**DATA FOR THE TASK**.

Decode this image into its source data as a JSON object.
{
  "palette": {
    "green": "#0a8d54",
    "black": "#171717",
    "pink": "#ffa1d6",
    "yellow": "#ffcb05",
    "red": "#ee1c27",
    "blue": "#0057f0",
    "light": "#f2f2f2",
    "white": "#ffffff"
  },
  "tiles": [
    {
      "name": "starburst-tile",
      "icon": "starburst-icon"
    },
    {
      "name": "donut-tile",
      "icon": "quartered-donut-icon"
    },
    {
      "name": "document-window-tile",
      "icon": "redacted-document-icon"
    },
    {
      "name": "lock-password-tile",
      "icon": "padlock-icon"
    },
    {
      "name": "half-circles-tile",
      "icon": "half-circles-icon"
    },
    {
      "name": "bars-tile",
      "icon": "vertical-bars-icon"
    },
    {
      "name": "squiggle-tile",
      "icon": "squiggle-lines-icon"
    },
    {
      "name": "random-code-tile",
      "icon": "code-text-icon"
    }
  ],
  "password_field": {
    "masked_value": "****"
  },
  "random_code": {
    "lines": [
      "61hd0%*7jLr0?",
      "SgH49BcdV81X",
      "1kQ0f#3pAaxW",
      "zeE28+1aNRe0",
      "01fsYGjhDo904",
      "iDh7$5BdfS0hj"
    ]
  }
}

**WHAT TO PRODUCE**.
Every entry above needs to be quoted exactly.

**EXERCISE RESPONSE**.
Decode this image into its source data as a JSON object.
{
  "palette": {
    "green": "#0a8d54",
    "black": "#171717",
    "pink": "#ffa1d6",
    "yellow": "#ffcb05",
    "red": "#ee1c27",
    "blue": "#0057f0",
    "light": "#f2f2f2",
    "white": "#ffffff"
  },
  "tiles": [
    {
      "name": "starburst-tile",
      "icon": "starburst-icon"
    },
    {
      "name": "donut-tile",
      "icon": "quartered-donut-icon"
    },
    {
      "name": "document-window-tile",
      "icon": "redacted-document-icon"
    },
    {
      "name": "lock-password-tile",
      "icon": "padlock-icon"
    },
    {
      "name": "half-circles-tile",
      "icon": "half-circles-icon"
    },
    {
      "name": "bars-tile",
      "icon": "vertical-bars-icon"
    },
    {
      "name": "squiggle-tile",
      "icon": "squiggle-lines-icon"
    },
    {
      "name": "random-code-tile",
      "icon": "code-text-icon"
    }
  ],
  "password_field": {
    "masked_value": "****"
  },
  "random_code": {
    "lines": [
      "61hd0%*7jLr0?",
      "SgH49BcdV81X",
      "1kQ0f#3pAaxW",
      "zeE28+1aNRe0",
      "01fsYGjhDo904",
      "iDh7$5BdfS0hj"
    ]
  }
}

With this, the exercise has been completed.